Data items:

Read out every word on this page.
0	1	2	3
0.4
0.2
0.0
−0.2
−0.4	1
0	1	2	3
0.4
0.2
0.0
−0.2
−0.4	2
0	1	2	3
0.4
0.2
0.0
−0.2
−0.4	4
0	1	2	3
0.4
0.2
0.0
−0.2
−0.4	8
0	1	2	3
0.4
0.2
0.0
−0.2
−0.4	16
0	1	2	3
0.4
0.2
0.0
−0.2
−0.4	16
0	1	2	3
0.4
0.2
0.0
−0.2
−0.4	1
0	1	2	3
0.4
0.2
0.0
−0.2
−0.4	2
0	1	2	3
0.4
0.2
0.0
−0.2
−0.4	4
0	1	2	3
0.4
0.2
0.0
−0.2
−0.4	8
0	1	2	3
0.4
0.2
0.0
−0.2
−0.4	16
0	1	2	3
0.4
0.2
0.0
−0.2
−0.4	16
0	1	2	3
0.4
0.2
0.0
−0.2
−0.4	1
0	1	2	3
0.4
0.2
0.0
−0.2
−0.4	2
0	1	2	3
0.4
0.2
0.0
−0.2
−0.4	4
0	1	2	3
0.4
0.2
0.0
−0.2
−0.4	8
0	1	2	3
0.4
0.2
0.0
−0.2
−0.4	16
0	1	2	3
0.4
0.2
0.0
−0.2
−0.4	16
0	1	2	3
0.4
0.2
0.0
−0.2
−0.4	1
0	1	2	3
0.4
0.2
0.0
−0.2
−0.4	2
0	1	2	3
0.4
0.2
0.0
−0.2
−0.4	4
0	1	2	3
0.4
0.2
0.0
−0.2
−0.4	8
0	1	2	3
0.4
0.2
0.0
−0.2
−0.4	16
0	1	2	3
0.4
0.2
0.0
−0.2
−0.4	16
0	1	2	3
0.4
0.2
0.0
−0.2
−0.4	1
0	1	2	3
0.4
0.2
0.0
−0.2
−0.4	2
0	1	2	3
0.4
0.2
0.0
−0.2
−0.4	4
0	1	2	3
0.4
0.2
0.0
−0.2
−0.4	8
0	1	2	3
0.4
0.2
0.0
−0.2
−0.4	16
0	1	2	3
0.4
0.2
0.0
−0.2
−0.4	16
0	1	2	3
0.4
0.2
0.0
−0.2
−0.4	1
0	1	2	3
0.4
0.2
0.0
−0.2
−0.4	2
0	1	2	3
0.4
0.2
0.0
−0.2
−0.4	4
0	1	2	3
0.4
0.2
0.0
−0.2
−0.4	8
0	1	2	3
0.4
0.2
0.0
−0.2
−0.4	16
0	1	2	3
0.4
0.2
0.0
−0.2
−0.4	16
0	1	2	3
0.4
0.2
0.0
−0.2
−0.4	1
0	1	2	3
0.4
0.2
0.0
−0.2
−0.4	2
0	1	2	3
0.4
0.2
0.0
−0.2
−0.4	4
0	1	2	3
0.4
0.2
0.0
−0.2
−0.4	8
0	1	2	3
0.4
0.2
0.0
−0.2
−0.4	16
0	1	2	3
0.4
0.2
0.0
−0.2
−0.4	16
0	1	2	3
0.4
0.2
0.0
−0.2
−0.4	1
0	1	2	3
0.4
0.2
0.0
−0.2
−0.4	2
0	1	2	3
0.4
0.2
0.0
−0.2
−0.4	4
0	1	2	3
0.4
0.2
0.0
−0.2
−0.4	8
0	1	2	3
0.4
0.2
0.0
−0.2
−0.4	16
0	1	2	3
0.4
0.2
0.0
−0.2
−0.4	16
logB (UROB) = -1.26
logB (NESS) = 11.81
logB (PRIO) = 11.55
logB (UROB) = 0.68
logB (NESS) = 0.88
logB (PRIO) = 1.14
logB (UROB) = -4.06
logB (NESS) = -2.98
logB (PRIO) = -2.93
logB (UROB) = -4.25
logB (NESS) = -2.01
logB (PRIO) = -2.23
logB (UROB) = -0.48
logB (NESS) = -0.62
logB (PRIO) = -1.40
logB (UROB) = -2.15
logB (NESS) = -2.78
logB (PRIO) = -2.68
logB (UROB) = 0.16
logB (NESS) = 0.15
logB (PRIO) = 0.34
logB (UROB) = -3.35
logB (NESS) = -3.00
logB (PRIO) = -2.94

→ **STATED EXERCISE**: Gather and return every line that holds the string "UROB".

→ **OUTPUT OF THE EXERCISE**:
logB (UROB) = -1.26
logB (UROB) = 0.68
logB (UROB) = -4.06
logB (UROB) = -4.25
logB (UROB) = -0.48
logB (UROB) = -2.15
logB (UROB) = 0.16
logB (UROB) = -3.35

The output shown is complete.